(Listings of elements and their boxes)
════════════════════

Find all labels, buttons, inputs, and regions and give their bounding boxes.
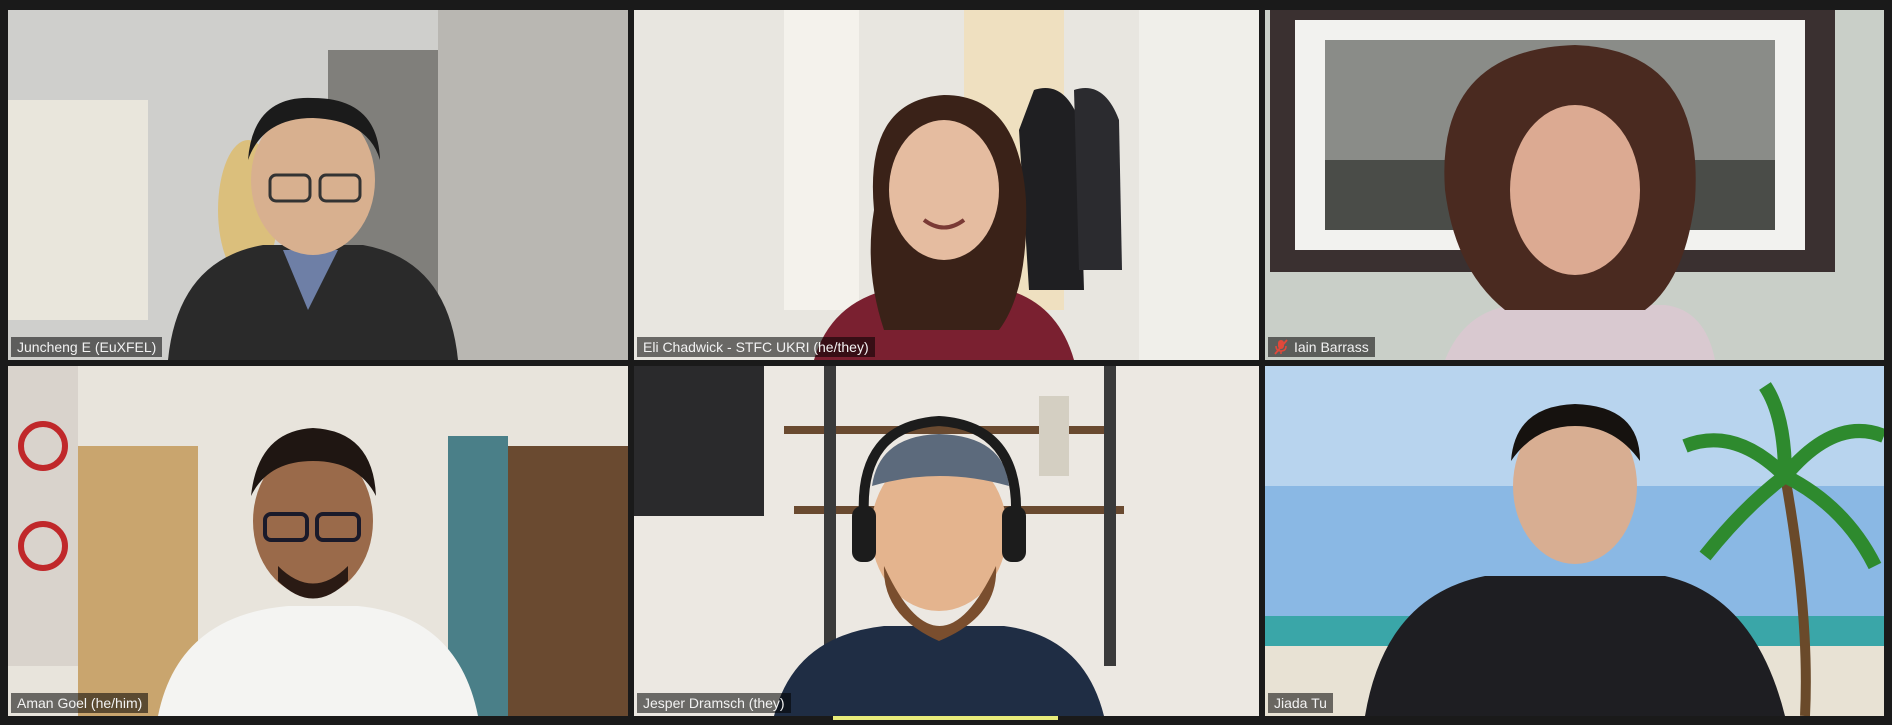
video-tile-iain[interactable]: Iain Barrass: [1265, 10, 1884, 360]
participant-name-label: Aman Goel (he/him): [11, 693, 149, 713]
video-tile-eli[interactable]: Eli Chadwick - STFC UKRI (he/they): [634, 10, 1259, 360]
participant-name-label: Jesper Dramsch (they): [637, 693, 791, 713]
participant-name: Jiada Tu: [1274, 695, 1327, 711]
microphone-muted-icon: [1274, 339, 1288, 355]
participant-name-label: Juncheng E (EuXFEL): [11, 337, 163, 357]
video-feed: [8, 366, 628, 716]
participant-name: Eli Chadwick - STFC UKRI (he/they): [643, 339, 869, 355]
participant-name: Aman Goel (he/him): [17, 695, 143, 711]
participant-name: Iain Barrass: [1294, 339, 1369, 355]
participant-name-label: Jiada Tu: [1268, 693, 1333, 713]
video-tile-juncheng[interactable]: Juncheng E (EuXFEL): [8, 10, 628, 360]
video-feed: [634, 10, 1259, 360]
video-feed: [8, 10, 628, 360]
video-gallery: Juncheng E (EuXFEL) Eli Chadwick - STFC …: [8, 10, 1884, 716]
participant-name-label: Eli Chadwick - STFC UKRI (he/they): [637, 337, 875, 357]
participant-name-label: Iain Barrass: [1268, 337, 1375, 357]
video-tile-aman[interactable]: Aman Goel (he/him): [8, 366, 628, 716]
participant-name: Juncheng E (EuXFEL): [17, 339, 157, 355]
video-tile-jesper[interactable]: Jesper Dramsch (they): [634, 366, 1259, 716]
video-feed: [1265, 366, 1884, 716]
participant-name: Jesper Dramsch (they): [643, 695, 785, 711]
video-feed: [634, 366, 1259, 716]
active-speaker-indicator: [833, 716, 1058, 720]
video-tile-jiada[interactable]: Jiada Tu: [1265, 366, 1884, 716]
video-feed: [1265, 10, 1884, 360]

════════════════════

Format every line of the data above as a JSON list of strings, one string per line, skipping blank lines and leaving out the pictures.

> _Answer to the problem_
[
  "Find all labels, buttons, inputs, and regions and give their bounding boxes.",
  "video-tile-iain[interactable]: Iain Barrass: [1265, 10, 1884, 360]",
  "participant-name-label: Aman Goel (he/him): [11, 693, 149, 713]",
  "video-tile-eli[interactable]: Eli Chadwick - STFC UKRI (he/they): [634, 10, 1259, 360]",
  "participant-name-label: Jesper Dramsch (they): [637, 693, 791, 713]",
  "participant-name: Jiada Tu: [1274, 695, 1327, 711]",
  "microphone-muted-icon: [1274, 339, 1288, 355]",
  "participant-name-label: Juncheng E (EuXFEL): [11, 337, 163, 357]",
  "video-feed: [8, 366, 628, 716]",
  "participant-name: Eli Chadwick - STFC UKRI (he/they): [643, 339, 869, 355]",
  "participant-name: Aman Goel (he/him): [17, 695, 143, 711]",
  "participant-name: Iain Barrass: [1294, 339, 1369, 355]",
  "participant-name-label: Jiada Tu: [1268, 693, 1333, 713]",
  "video-tile-juncheng[interactable]: Juncheng E (EuXFEL): [8, 10, 628, 360]",
  "video-feed: [634, 10, 1259, 360]",
  "video-feed: [8, 10, 628, 360]",
  "video-gallery: Juncheng E (EuXFEL) Eli Chadwick - STFC …: [8, 10, 1884, 716]",
  "participant-name-label: Eli Chadwick - STFC UKRI (he/they): [637, 337, 875, 357]",
  "participant-name-label: Iain Barrass: [1268, 337, 1375, 357]",
  "video-tile-aman[interactable]: Aman Goel (he/him): [8, 366, 628, 716]",
  "participant-name: Juncheng E (EuXFEL): [17, 339, 157, 355]",
  "video-tile-jesper[interactable]: Jesper Dramsch (they): [634, 366, 1259, 716]",
  "video-feed: [1265, 366, 1884, 716]",
  "participant-name: Jesper Dramsch (they): [643, 695, 785, 711]",
  "video-feed: [634, 366, 1259, 716]",
  "active-speaker-indicator: [833, 716, 1058, 720]",
  "video-tile-jiada[interactable]: Jiada Tu: [1265, 366, 1884, 716]",
  "video-feed: [1265, 10, 1884, 360]"
]